Copy the rows that follow verbatim, all of them.

Stored records
────
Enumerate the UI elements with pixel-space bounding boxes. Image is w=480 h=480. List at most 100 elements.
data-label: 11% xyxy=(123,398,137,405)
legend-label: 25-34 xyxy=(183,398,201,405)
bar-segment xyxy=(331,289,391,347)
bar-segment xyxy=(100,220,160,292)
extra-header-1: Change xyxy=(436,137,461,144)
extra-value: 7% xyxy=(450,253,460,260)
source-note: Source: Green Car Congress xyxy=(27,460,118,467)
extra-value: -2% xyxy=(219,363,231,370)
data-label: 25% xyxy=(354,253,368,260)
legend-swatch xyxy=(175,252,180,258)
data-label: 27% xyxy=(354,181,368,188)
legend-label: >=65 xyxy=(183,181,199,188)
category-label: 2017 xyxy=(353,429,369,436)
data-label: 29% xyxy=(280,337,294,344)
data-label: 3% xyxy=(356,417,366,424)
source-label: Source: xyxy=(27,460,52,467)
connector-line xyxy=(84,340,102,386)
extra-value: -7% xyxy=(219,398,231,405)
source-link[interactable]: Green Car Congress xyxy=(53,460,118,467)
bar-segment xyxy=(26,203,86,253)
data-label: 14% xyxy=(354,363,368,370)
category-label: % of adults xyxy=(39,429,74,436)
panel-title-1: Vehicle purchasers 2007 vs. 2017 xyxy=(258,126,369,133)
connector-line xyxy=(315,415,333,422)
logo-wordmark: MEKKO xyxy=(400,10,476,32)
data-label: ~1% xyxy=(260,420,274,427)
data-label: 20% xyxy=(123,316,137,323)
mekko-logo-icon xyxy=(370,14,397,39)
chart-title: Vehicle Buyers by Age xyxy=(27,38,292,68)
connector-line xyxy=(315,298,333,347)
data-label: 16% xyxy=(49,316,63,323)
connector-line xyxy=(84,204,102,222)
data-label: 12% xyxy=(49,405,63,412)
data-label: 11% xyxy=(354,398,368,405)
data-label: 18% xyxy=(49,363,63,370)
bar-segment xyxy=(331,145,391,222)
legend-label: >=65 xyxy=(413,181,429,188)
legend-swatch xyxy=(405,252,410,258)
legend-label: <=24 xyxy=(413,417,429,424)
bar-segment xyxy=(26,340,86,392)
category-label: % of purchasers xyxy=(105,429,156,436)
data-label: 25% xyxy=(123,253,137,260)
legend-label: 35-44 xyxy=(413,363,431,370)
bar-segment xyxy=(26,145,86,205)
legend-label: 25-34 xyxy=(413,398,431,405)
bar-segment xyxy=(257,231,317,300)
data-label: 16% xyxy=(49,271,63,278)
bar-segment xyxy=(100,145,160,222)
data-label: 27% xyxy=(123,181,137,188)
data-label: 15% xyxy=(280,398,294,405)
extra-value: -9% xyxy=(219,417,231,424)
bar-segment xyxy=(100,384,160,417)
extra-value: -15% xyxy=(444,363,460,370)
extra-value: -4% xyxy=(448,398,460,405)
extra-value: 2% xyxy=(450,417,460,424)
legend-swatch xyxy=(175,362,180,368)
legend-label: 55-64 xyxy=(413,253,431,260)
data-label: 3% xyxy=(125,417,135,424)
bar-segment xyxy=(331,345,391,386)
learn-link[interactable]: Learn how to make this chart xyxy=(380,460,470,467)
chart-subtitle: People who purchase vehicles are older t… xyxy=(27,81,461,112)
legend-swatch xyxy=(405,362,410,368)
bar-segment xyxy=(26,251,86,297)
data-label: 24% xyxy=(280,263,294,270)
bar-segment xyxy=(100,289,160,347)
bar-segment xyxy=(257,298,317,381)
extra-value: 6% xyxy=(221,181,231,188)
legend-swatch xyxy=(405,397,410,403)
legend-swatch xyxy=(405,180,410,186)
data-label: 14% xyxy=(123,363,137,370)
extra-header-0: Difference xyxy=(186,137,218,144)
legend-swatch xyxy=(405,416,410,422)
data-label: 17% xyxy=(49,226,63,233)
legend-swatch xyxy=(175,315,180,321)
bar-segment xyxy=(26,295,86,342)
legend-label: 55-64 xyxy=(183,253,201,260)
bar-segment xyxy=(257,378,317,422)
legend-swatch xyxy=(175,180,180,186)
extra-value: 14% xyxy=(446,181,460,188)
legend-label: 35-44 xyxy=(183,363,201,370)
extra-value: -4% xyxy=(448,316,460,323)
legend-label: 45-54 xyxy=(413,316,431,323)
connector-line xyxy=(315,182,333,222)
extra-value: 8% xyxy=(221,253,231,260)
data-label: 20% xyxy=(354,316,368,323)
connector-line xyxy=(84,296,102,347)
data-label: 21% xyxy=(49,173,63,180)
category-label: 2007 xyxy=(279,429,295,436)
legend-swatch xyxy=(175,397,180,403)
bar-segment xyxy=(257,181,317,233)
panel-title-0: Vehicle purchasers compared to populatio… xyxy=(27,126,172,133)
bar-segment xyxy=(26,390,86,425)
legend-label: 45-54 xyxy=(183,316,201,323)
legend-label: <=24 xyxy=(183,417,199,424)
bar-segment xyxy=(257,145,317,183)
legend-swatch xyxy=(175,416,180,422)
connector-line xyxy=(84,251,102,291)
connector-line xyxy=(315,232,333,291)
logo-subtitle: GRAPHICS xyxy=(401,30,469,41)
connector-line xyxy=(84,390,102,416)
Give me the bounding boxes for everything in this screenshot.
────
» Complete response:
Enumerate the UI elements with pixel-space bounding boxes. Image is w=480 h=480. List at most 100 elements.
data-label: 11% xyxy=(123,398,137,405)
legend-label: 25-34 xyxy=(183,398,201,405)
bar-segment xyxy=(331,289,391,347)
bar-segment xyxy=(100,220,160,292)
extra-header-1: Change xyxy=(436,137,461,144)
extra-value: 7% xyxy=(450,253,460,260)
source-note: Source: Green Car Congress xyxy=(27,460,118,467)
extra-value: -2% xyxy=(219,363,231,370)
data-label: 25% xyxy=(354,253,368,260)
legend-swatch xyxy=(175,252,180,258)
data-label: 27% xyxy=(354,181,368,188)
legend-label: >=65 xyxy=(183,181,199,188)
category-label: 2017 xyxy=(353,429,369,436)
data-label: 29% xyxy=(280,337,294,344)
data-label: 3% xyxy=(356,417,366,424)
source-label: Source: xyxy=(27,460,52,467)
connector-line xyxy=(84,340,102,386)
extra-value: -7% xyxy=(219,398,231,405)
source-link[interactable]: Green Car Congress xyxy=(53,460,118,467)
bar-segment xyxy=(26,203,86,253)
data-label: 14% xyxy=(354,363,368,370)
category-label: % of adults xyxy=(39,429,74,436)
panel-title-1: Vehicle purchasers 2007 vs. 2017 xyxy=(258,126,369,133)
connector-line xyxy=(315,415,333,422)
logo-wordmark: MEKKO xyxy=(400,10,476,32)
data-label: ~1% xyxy=(260,420,274,427)
data-label: 20% xyxy=(123,316,137,323)
mekko-logo-icon xyxy=(370,14,397,39)
chart-title: Vehicle Buyers by Age xyxy=(27,38,292,68)
connector-line xyxy=(315,298,333,347)
data-label: 16% xyxy=(49,316,63,323)
connector-line xyxy=(84,204,102,222)
data-label: 12% xyxy=(49,405,63,412)
data-label: 11% xyxy=(354,398,368,405)
data-label: 18% xyxy=(49,363,63,370)
bar-segment xyxy=(331,145,391,222)
legend-label: >=65 xyxy=(413,181,429,188)
legend-swatch xyxy=(405,252,410,258)
legend-label: <=24 xyxy=(413,417,429,424)
bar-segment xyxy=(26,340,86,392)
category-label: % of purchasers xyxy=(105,429,156,436)
data-label: 25% xyxy=(123,253,137,260)
legend-label: 35-44 xyxy=(413,363,431,370)
bar-segment xyxy=(26,145,86,205)
legend-label: 25-34 xyxy=(413,398,431,405)
bar-segment xyxy=(257,231,317,300)
data-label: 16% xyxy=(49,271,63,278)
bar-segment xyxy=(100,145,160,222)
data-label: 27% xyxy=(123,181,137,188)
data-label: 15% xyxy=(280,398,294,405)
extra-value: -9% xyxy=(219,417,231,424)
bar-segment xyxy=(100,384,160,417)
extra-value: -15% xyxy=(444,363,460,370)
extra-value: -4% xyxy=(448,398,460,405)
extra-value: 2% xyxy=(450,417,460,424)
legend-swatch xyxy=(175,362,180,368)
legend-label: 55-64 xyxy=(413,253,431,260)
data-label: 3% xyxy=(125,417,135,424)
bar-segment xyxy=(331,345,391,386)
learn-link[interactable]: Learn how to make this chart xyxy=(380,460,470,467)
chart-subtitle: People who purchase vehicles are older t… xyxy=(27,81,461,112)
legend-swatch xyxy=(405,362,410,368)
bar-segment xyxy=(26,251,86,297)
data-label: 24% xyxy=(280,263,294,270)
bar-segment xyxy=(100,289,160,347)
bar-segment xyxy=(257,298,317,381)
extra-value: 6% xyxy=(221,181,231,188)
legend-swatch xyxy=(405,397,410,403)
legend-swatch xyxy=(405,180,410,186)
data-label: 14% xyxy=(123,363,137,370)
extra-header-0: Difference xyxy=(186,137,218,144)
legend-swatch xyxy=(405,416,410,422)
data-label: 17% xyxy=(49,226,63,233)
legend-swatch xyxy=(175,315,180,321)
bar-segment xyxy=(26,295,86,342)
legend-label: 55-64 xyxy=(183,253,201,260)
bar-segment xyxy=(257,378,317,422)
legend-swatch xyxy=(175,180,180,186)
extra-value: 14% xyxy=(446,181,460,188)
legend-label: 35-44 xyxy=(183,363,201,370)
extra-value: -4% xyxy=(448,316,460,323)
legend-label: 45-54 xyxy=(413,316,431,323)
connector-line xyxy=(315,182,333,222)
extra-value: 8% xyxy=(221,253,231,260)
data-label: 20% xyxy=(354,316,368,323)
connector-line xyxy=(84,296,102,347)
data-label: 21% xyxy=(49,173,63,180)
category-label: 2007 xyxy=(279,429,295,436)
legend-swatch xyxy=(175,397,180,403)
bar-segment xyxy=(257,181,317,233)
panel-title-0: Vehicle purchasers compared to populatio… xyxy=(27,126,172,133)
bar-segment xyxy=(26,390,86,425)
legend-label: 45-54 xyxy=(183,316,201,323)
legend-label: <=24 xyxy=(183,417,199,424)
bar-segment xyxy=(257,145,317,183)
legend-swatch xyxy=(175,416,180,422)
connector-line xyxy=(84,251,102,291)
connector-line xyxy=(315,232,333,291)
logo-subtitle: GRAPHICS xyxy=(401,30,469,41)
connector-line xyxy=(84,390,102,416)
Give me the bounding boxes for everything in this screenshot.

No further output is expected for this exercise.